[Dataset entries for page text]
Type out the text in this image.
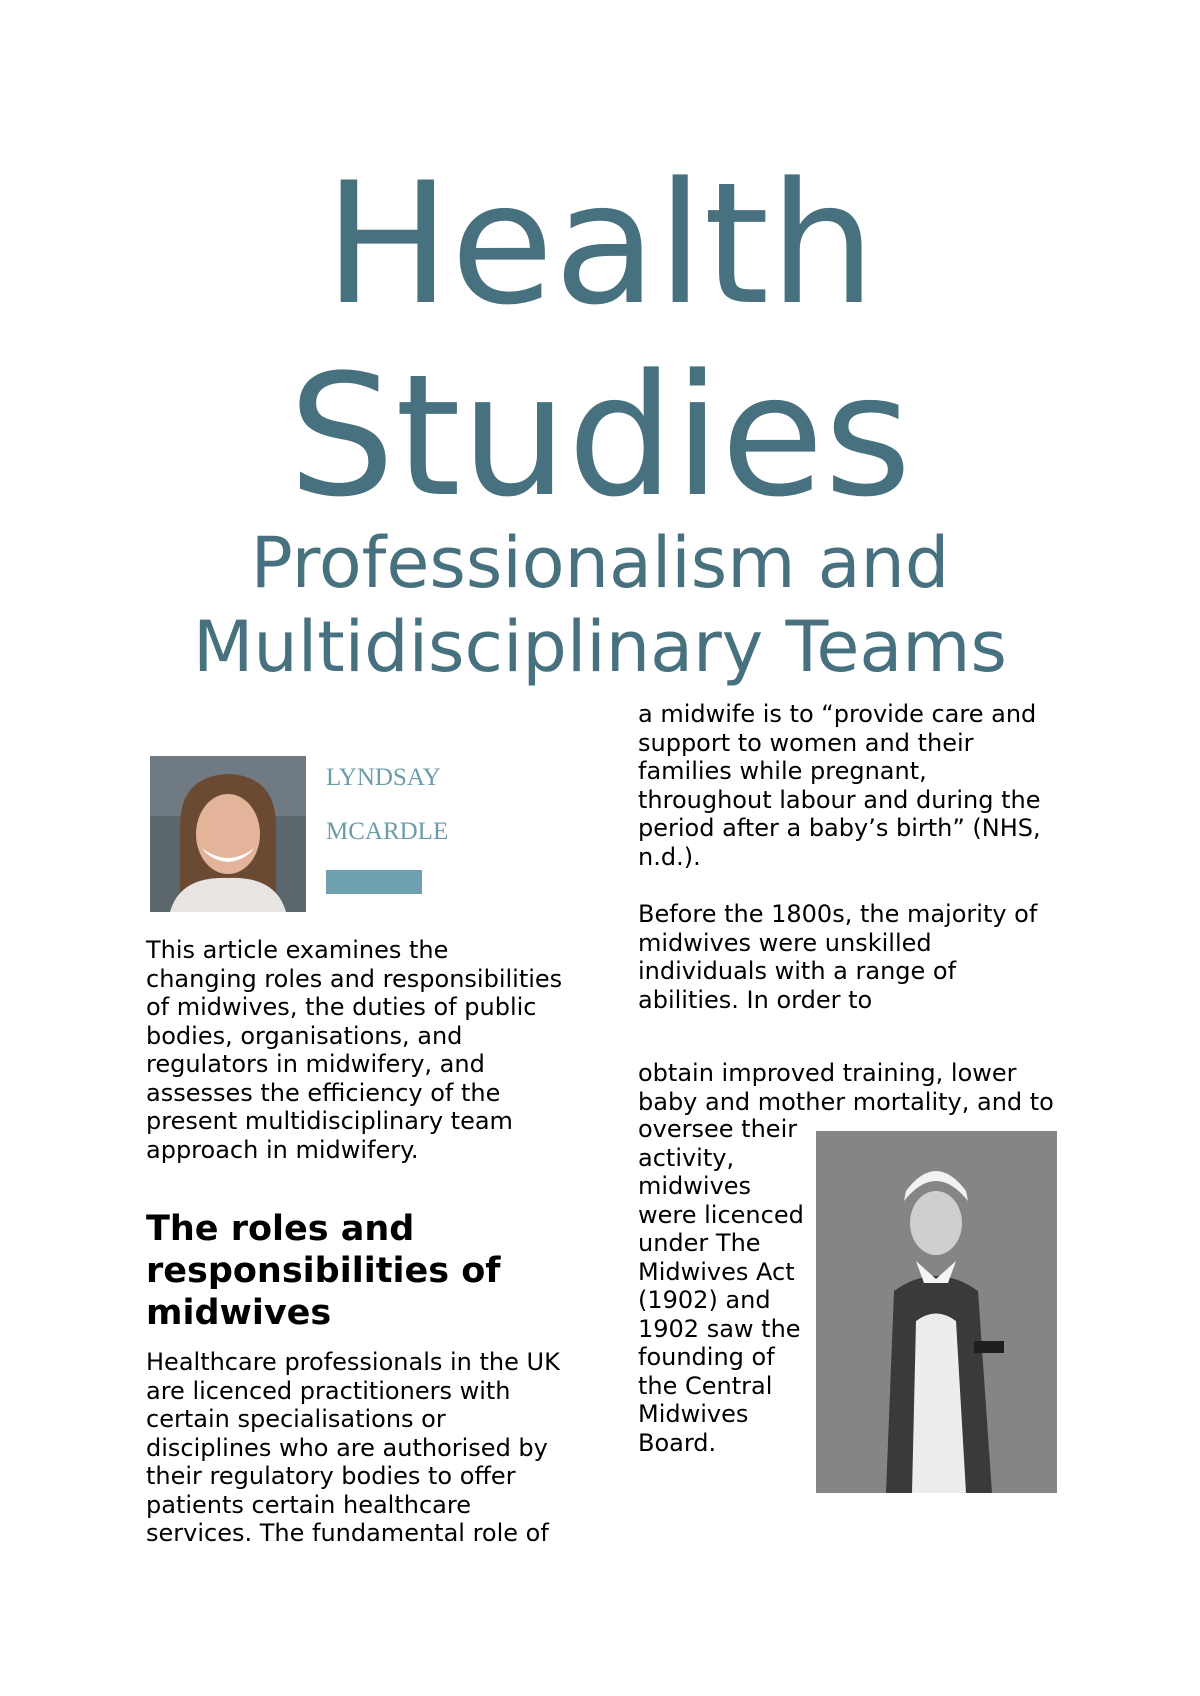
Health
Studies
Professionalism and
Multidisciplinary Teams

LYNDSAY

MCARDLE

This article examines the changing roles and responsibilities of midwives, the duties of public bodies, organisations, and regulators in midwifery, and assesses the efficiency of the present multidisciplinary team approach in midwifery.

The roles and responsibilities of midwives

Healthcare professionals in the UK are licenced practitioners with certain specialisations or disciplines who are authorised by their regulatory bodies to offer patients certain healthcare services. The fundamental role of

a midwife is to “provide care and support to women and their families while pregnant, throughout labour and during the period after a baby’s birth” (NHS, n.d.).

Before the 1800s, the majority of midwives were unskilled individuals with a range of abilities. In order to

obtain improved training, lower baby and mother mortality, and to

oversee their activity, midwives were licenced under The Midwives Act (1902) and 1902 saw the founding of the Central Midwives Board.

---

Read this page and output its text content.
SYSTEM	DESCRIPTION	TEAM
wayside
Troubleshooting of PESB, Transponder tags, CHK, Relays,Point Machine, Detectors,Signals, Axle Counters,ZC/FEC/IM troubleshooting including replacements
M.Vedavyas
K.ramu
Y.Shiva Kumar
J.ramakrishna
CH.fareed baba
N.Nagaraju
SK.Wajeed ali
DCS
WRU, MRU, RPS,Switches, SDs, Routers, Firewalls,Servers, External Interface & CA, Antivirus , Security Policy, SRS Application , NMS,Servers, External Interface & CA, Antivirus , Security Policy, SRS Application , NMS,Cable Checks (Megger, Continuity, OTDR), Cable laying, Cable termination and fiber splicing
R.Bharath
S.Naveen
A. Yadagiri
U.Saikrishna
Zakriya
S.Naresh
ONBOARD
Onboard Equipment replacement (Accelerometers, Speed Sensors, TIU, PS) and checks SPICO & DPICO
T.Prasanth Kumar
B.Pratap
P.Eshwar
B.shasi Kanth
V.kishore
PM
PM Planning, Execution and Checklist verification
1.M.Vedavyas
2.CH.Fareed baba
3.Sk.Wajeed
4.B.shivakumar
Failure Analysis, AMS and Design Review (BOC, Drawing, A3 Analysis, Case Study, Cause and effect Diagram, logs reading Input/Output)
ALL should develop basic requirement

--

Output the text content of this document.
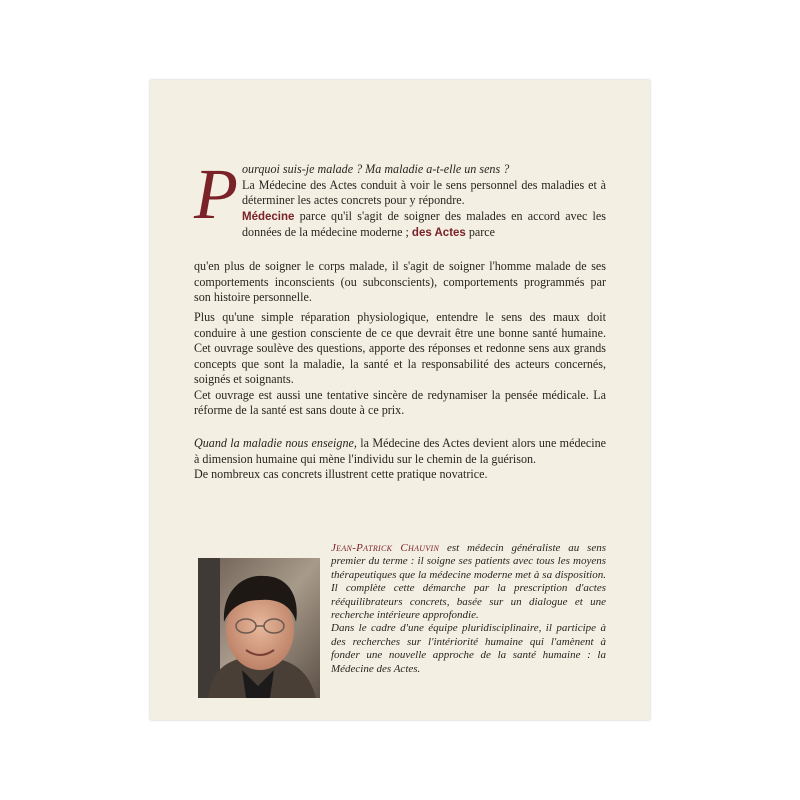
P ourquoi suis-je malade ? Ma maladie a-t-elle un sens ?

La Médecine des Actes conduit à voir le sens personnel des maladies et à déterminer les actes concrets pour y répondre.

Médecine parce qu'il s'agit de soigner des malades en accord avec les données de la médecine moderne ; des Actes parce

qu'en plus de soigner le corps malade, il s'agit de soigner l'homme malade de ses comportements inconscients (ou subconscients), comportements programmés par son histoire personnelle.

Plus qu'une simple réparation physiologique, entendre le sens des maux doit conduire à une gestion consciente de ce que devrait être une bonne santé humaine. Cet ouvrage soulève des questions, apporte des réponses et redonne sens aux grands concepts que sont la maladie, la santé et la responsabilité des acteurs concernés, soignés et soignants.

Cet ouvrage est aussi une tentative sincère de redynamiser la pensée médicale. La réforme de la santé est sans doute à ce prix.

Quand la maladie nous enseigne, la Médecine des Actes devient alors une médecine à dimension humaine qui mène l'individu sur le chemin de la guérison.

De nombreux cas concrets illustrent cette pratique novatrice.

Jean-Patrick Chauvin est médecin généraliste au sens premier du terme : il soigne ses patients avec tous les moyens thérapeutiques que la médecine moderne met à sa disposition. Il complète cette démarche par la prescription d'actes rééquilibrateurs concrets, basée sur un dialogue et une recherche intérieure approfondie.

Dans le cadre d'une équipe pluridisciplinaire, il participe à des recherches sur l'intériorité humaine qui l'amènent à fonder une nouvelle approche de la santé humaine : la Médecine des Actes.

**WORK TO COMPLETE**
In these records, tally the lines that contain the string "ouvrage", and give only the result.

**OUTPUT**
2